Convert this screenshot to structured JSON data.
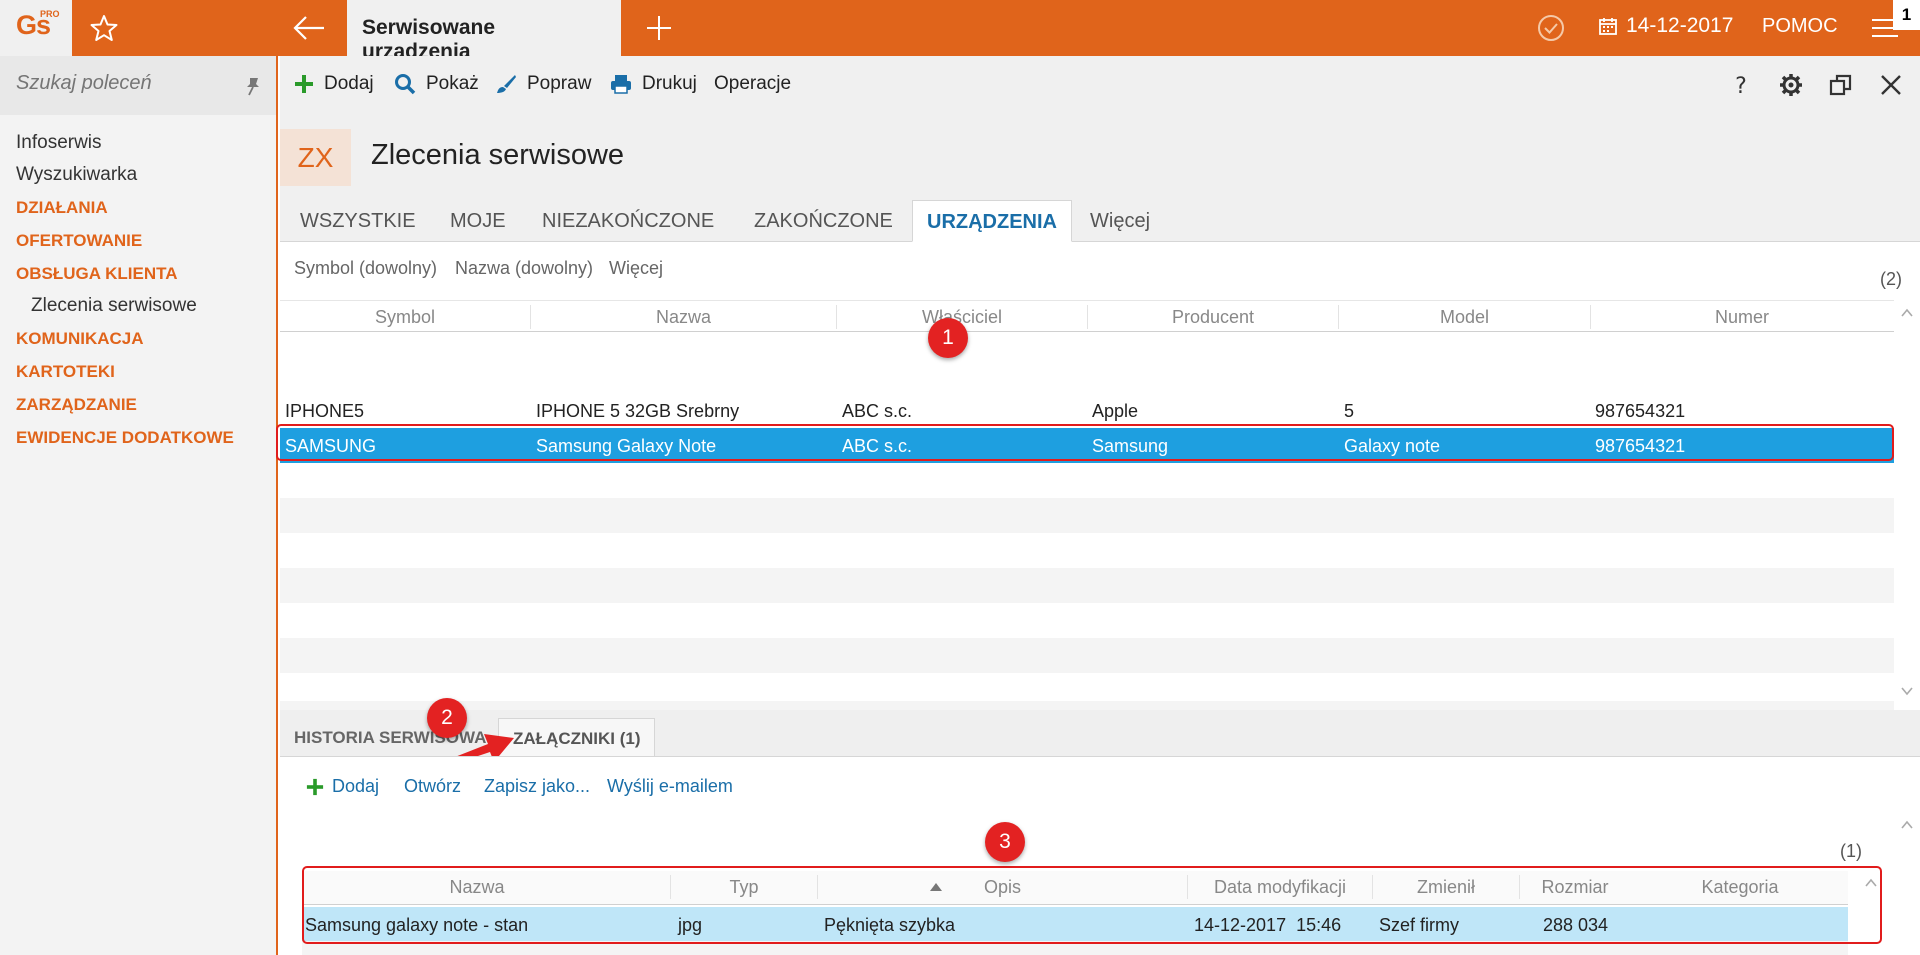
{
  "topbar": {
    "logo": "Gs",
    "logo_pro": "PRO",
    "active_tab": "Serwisowane urządzenia",
    "date": "14-12-2017",
    "help": "POMOC",
    "badge": "1"
  },
  "sidebar": {
    "search_placeholder": "Szukaj poleceń",
    "items": [
      {
        "label": "Infoserwis",
        "style": "plain"
      },
      {
        "label": "Wyszukiwarka",
        "style": "plain"
      },
      {
        "label": "DZIAŁANIA",
        "style": "section"
      },
      {
        "label": "OFERTOWANIE",
        "style": "section"
      },
      {
        "label": "OBSŁUGA KLIENTA",
        "style": "section"
      },
      {
        "label": "Zlecenia serwisowe",
        "style": "sub"
      },
      {
        "label": "KOMUNIKACJA",
        "style": "section"
      },
      {
        "label": "KARTOTEKI",
        "style": "section"
      },
      {
        "label": "ZARZĄDZANIE",
        "style": "section"
      },
      {
        "label": "EWIDENCJE DODATKOWE",
        "style": "section"
      }
    ]
  },
  "toolbar": {
    "add": "Dodaj",
    "show": "Pokaż",
    "edit": "Popraw",
    "print": "Drukuj",
    "operations": "Operacje"
  },
  "header": {
    "badge": "ZX",
    "title": "Zlecenia serwisowe"
  },
  "tabs": [
    "WSZYSTKIE",
    "MOJE",
    "NIEZAKOŃCZONE",
    "ZAKOŃCZONE",
    "URZĄDZENIA",
    "Więcej"
  ],
  "active_tab_index": 4,
  "filters": [
    "Symbol (dowolny)",
    "Nazwa (dowolny)",
    "Więcej"
  ],
  "grid": {
    "count": "(2)",
    "columns": [
      "Symbol",
      "Nazwa",
      "Właściciel",
      "Producent",
      "Model",
      "Numer"
    ],
    "rows": [
      [
        "IPHONE5",
        "IPHONE 5 32GB Srebrny",
        "ABC s.c.",
        "Apple",
        "5",
        "987654321"
      ],
      [
        "SAMSUNG",
        "Samsung Galaxy Note",
        "ABC s.c.",
        "Samsung",
        "Galaxy note",
        "987654321"
      ]
    ],
    "selected_row": 1
  },
  "subtabs": [
    "HISTORIA SERWISOWA",
    "ZAŁĄCZNIKI (1)"
  ],
  "attachments": {
    "toolbar": [
      "Dodaj",
      "Otwórz",
      "Zapisz jako...",
      "Wyślij e-mailem"
    ],
    "count": "(1)",
    "columns": [
      "Nazwa",
      "Typ",
      "Opis",
      "Data modyfikacji",
      "Zmienił",
      "Rozmiar",
      "Kategoria"
    ],
    "row": [
      "Samsung galaxy note - stan",
      "jpg",
      "Pęknięta szybka",
      "14-12-2017  15:46",
      "Szef firmy",
      "288 034",
      ""
    ]
  },
  "annotations": [
    "1",
    "2",
    "3"
  ],
  "colors": {
    "accent": "#e0641b",
    "selection": "#1e9fe0",
    "highlight_red": "#e11c1c",
    "link_blue": "#1a6ea8"
  }
}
* * *
» SHORT EXERCISE
Copy out all the data without changing anything, and drop the pictures.

» WORKED ANSWER
Convert this screenshot to structured JSON data.
{
  "topbar": {
    "logo": "Gs",
    "logo_pro": "PRO",
    "active_tab": "Serwisowane urządzenia",
    "date": "14-12-2017",
    "help": "POMOC",
    "badge": "1"
  },
  "sidebar": {
    "search_placeholder": "Szukaj poleceń",
    "items": [
      {
        "label": "Infoserwis",
        "style": "plain"
      },
      {
        "label": "Wyszukiwarka",
        "style": "plain"
      },
      {
        "label": "DZIAŁANIA",
        "style": "section"
      },
      {
        "label": "OFERTOWANIE",
        "style": "section"
      },
      {
        "label": "OBSŁUGA KLIENTA",
        "style": "section"
      },
      {
        "label": "Zlecenia serwisowe",
        "style": "sub"
      },
      {
        "label": "KOMUNIKACJA",
        "style": "section"
      },
      {
        "label": "KARTOTEKI",
        "style": "section"
      },
      {
        "label": "ZARZĄDZANIE",
        "style": "section"
      },
      {
        "label": "EWIDENCJE DODATKOWE",
        "style": "section"
      }
    ]
  },
  "toolbar": {
    "add": "Dodaj",
    "show": "Pokaż",
    "edit": "Popraw",
    "print": "Drukuj",
    "operations": "Operacje"
  },
  "header": {
    "badge": "ZX",
    "title": "Zlecenia serwisowe"
  },
  "tabs": [
    "WSZYSTKIE",
    "MOJE",
    "NIEZAKOŃCZONE",
    "ZAKOŃCZONE",
    "URZĄDZENIA",
    "Więcej"
  ],
  "active_tab_index": 4,
  "filters": [
    "Symbol (dowolny)",
    "Nazwa (dowolny)",
    "Więcej"
  ],
  "grid": {
    "count": "(2)",
    "columns": [
      "Symbol",
      "Nazwa",
      "Właściciel",
      "Producent",
      "Model",
      "Numer"
    ],
    "rows": [
      [
        "IPHONE5",
        "IPHONE 5 32GB Srebrny",
        "ABC s.c.",
        "Apple",
        "5",
        "987654321"
      ],
      [
        "SAMSUNG",
        "Samsung Galaxy Note",
        "ABC s.c.",
        "Samsung",
        "Galaxy note",
        "987654321"
      ]
    ],
    "selected_row": 1
  },
  "subtabs": [
    "HISTORIA SERWISOWA",
    "ZAŁĄCZNIKI (1)"
  ],
  "attachments": {
    "toolbar": [
      "Dodaj",
      "Otwórz",
      "Zapisz jako...",
      "Wyślij e-mailem"
    ],
    "count": "(1)",
    "columns": [
      "Nazwa",
      "Typ",
      "Opis",
      "Data modyfikacji",
      "Zmienił",
      "Rozmiar",
      "Kategoria"
    ],
    "row": [
      "Samsung galaxy note - stan",
      "jpg",
      "Pęknięta szybka",
      "14-12-2017  15:46",
      "Szef firmy",
      "288 034",
      ""
    ]
  },
  "annotations": [
    "1",
    "2",
    "3"
  ],
  "colors": {
    "accent": "#e0641b",
    "selection": "#1e9fe0",
    "highlight_red": "#e11c1c",
    "link_blue": "#1a6ea8"
  }
}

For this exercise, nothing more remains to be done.